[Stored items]
__________________________________________________
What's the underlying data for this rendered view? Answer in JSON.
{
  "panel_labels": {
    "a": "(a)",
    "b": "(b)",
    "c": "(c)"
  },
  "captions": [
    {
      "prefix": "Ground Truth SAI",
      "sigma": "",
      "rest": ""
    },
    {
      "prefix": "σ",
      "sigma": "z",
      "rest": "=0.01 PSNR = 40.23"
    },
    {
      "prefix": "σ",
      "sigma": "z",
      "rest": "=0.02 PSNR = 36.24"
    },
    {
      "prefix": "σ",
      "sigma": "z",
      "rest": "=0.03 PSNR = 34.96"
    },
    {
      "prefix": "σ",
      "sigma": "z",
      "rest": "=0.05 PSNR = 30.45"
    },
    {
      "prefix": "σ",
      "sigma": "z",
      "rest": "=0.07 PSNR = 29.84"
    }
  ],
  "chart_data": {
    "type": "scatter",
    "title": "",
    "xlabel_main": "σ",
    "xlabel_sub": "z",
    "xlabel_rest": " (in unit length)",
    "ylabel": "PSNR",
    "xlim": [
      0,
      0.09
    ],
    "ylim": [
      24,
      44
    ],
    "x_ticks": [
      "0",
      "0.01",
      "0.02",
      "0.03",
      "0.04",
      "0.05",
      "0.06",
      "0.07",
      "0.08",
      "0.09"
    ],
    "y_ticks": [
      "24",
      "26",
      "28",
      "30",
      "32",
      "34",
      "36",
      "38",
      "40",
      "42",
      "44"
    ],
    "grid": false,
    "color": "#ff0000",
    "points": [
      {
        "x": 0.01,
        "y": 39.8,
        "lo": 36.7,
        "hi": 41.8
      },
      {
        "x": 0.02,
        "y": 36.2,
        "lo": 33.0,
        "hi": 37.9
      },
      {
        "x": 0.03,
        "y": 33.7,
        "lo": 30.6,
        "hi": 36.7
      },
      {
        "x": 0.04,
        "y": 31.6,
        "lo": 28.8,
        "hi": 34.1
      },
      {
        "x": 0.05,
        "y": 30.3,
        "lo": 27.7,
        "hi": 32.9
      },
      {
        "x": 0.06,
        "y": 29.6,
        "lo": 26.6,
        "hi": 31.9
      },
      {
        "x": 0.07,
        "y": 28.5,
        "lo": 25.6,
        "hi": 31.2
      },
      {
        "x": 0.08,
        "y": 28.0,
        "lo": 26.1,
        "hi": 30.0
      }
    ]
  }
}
__________________________________________________
» **REQUIREMENT**: Sift the material for lines with the string "PSNR". Copy each one found.

» **WRITTEN ANSWER**:
      "rest": "=0.01 PSNR = 40.23"
      "rest": "=0.02 PSNR = 36.24"
      "rest": "=0.03 PSNR = 34.96"
      "rest": "=0.05 PSNR = 30.45"
      "rest": "=0.07 PSNR = 29.84"
    "ylabel": "PSNR",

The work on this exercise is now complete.